──────── The input ────────
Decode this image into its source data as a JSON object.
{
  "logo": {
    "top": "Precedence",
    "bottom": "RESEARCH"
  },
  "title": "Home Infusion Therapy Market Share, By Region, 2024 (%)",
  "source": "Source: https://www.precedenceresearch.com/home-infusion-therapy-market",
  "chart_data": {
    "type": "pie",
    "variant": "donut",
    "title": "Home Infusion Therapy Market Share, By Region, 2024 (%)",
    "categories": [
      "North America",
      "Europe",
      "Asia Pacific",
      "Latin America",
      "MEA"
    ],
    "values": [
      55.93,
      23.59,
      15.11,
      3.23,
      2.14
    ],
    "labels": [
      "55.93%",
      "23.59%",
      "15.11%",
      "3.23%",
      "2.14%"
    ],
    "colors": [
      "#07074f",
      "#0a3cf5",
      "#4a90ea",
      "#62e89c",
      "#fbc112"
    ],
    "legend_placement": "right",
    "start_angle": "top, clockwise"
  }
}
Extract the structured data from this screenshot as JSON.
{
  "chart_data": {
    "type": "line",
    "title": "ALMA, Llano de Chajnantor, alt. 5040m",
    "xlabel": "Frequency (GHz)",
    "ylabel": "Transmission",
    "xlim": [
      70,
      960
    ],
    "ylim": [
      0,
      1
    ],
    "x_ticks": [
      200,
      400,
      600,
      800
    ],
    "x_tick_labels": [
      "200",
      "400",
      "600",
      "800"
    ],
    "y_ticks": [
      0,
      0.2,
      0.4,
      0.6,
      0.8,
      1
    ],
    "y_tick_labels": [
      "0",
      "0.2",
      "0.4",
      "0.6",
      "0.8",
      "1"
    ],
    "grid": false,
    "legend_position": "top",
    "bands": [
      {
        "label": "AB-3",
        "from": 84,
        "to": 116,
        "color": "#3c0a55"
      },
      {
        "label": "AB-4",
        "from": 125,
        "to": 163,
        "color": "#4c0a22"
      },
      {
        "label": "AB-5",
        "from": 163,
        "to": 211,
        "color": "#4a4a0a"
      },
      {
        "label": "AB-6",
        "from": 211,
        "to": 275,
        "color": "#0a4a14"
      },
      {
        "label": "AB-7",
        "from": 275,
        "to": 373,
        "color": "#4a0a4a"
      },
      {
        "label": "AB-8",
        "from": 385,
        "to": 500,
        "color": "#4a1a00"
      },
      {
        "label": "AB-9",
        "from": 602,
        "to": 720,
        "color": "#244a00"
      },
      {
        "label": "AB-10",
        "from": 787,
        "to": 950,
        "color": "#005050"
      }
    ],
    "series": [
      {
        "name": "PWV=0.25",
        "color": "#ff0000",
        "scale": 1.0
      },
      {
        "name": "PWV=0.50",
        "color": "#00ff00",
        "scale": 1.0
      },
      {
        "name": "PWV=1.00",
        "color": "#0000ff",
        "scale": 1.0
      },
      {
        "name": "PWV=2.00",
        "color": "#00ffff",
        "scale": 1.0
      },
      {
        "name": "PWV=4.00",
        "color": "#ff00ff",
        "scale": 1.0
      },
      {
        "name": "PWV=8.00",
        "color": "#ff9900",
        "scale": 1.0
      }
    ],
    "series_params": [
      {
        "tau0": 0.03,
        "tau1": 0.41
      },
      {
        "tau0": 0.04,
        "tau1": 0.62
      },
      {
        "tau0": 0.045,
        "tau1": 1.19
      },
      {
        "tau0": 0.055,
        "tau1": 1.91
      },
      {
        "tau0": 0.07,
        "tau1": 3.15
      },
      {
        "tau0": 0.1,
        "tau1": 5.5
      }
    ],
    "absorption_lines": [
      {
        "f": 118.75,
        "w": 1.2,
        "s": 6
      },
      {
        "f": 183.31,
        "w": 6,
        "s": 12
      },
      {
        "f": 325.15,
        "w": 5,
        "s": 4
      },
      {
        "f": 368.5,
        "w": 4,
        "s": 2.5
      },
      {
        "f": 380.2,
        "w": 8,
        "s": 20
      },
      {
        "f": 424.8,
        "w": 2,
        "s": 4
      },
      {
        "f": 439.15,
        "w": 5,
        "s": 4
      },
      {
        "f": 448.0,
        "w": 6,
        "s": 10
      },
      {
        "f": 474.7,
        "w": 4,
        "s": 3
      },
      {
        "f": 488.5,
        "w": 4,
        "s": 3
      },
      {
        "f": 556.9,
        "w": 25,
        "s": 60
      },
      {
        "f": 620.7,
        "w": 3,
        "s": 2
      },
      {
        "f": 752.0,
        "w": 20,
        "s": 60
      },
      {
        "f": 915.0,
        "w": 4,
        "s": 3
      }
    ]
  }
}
────────
All of the lines above need to be given again exactly.

Answer to the task
Decode this image into its source data as a JSON object.
{
  "logo": {
    "top": "Precedence",
    "bottom": "RESEARCH"
  },
  "title": "Home Infusion Therapy Market Share, By Region, 2024 (%)",
  "source": "Source: https://www.precedenceresearch.com/home-infusion-therapy-market",
  "chart_data": {
    "type": "pie",
    "variant": "donut",
    "title": "Home Infusion Therapy Market Share, By Region, 2024 (%)",
    "categories": [
      "North America",
      "Europe",
      "Asia Pacific",
      "Latin America",
      "MEA"
    ],
    "values": [
      55.93,
      23.59,
      15.11,
      3.23,
      2.14
    ],
    "labels": [
      "55.93%",
      "23.59%",
      "15.11%",
      "3.23%",
      "2.14%"
    ],
    "colors": [
      "#07074f",
      "#0a3cf5",
      "#4a90ea",
      "#62e89c",
      "#fbc112"
    ],
    "legend_placement": "right",
    "start_angle": "top, clockwise"
  }
}
Extract the structured data from this screenshot as JSON.
{
  "chart_data": {
    "type": "line",
    "title": "ALMA, Llano de Chajnantor, alt. 5040m",
    "xlabel": "Frequency (GHz)",
    "ylabel": "Transmission",
    "xlim": [
      70,
      960
    ],
    "ylim": [
      0,
      1
    ],
    "x_ticks": [
      200,
      400,
      600,
      800
    ],
    "x_tick_labels": [
      "200",
      "400",
      "600",
      "800"
    ],
    "y_ticks": [
      0,
      0.2,
      0.4,
      0.6,
      0.8,
      1
    ],
    "y_tick_labels": [
      "0",
      "0.2",
      "0.4",
      "0.6",
      "0.8",
      "1"
    ],
    "grid": false,
    "legend_position": "top",
    "bands": [
      {
        "label": "AB-3",
        "from": 84,
        "to": 116,
        "color": "#3c0a55"
      },
      {
        "label": "AB-4",
        "from": 125,
        "to": 163,
        "color": "#4c0a22"
      },
      {
        "label": "AB-5",
        "from": 163,
        "to": 211,
        "color": "#4a4a0a"
      },
      {
        "label": "AB-6",
        "from": 211,
        "to": 275,
        "color": "#0a4a14"
      },
      {
        "label": "AB-7",
        "from": 275,
        "to": 373,
        "color": "#4a0a4a"
      },
      {
        "label": "AB-8",
        "from": 385,
        "to": 500,
        "color": "#4a1a00"
      },
      {
        "label": "AB-9",
        "from": 602,
        "to": 720,
        "color": "#244a00"
      },
      {
        "label": "AB-10",
        "from": 787,
        "to": 950,
        "color": "#005050"
      }
    ],
    "series": [
      {
        "name": "PWV=0.25",
        "color": "#ff0000",
        "scale": 1.0
      },
      {
        "name": "PWV=0.50",
        "color": "#00ff00",
        "scale": 1.0
      },
      {
        "name": "PWV=1.00",
        "color": "#0000ff",
        "scale": 1.0
      },
      {
        "name": "PWV=2.00",
        "color": "#00ffff",
        "scale": 1.0
      },
      {
        "name": "PWV=4.00",
        "color": "#ff00ff",
        "scale": 1.0
      },
      {
        "name": "PWV=8.00",
        "color": "#ff9900",
        "scale": 1.0
      }
    ],
    "series_params": [
      {
        "tau0": 0.03,
        "tau1": 0.41
      },
      {
        "tau0": 0.04,
        "tau1": 0.62
      },
      {
        "tau0": 0.045,
        "tau1": 1.19
      },
      {
        "tau0": 0.055,
        "tau1": 1.91
      },
      {
        "tau0": 0.07,
        "tau1": 3.15
      },
      {
        "tau0": 0.1,
        "tau1": 5.5
      }
    ],
    "absorption_lines": [
      {
        "f": 118.75,
        "w": 1.2,
        "s": 6
      },
      {
        "f": 183.31,
        "w": 6,
        "s": 12
      },
      {
        "f": 325.15,
        "w": 5,
        "s": 4
      },
      {
        "f": 368.5,
        "w": 4,
        "s": 2.5
      },
      {
        "f": 380.2,
        "w": 8,
        "s": 20
      },
      {
        "f": 424.8,
        "w": 2,
        "s": 4
      },
      {
        "f": 439.15,
        "w": 5,
        "s": 4
      },
      {
        "f": 448.0,
        "w": 6,
        "s": 10
      },
      {
        "f": 474.7,
        "w": 4,
        "s": 3
      },
      {
        "f": 488.5,
        "w": 4,
        "s": 3
      },
      {
        "f": 556.9,
        "w": 25,
        "s": 60
      },
      {
        "f": 620.7,
        "w": 3,
        "s": 2
      },
      {
        "f": 752.0,
        "w": 20,
        "s": 60
      },
      {
        "f": 915.0,
        "w": 4,
        "s": 3
      }
    ]
  }
}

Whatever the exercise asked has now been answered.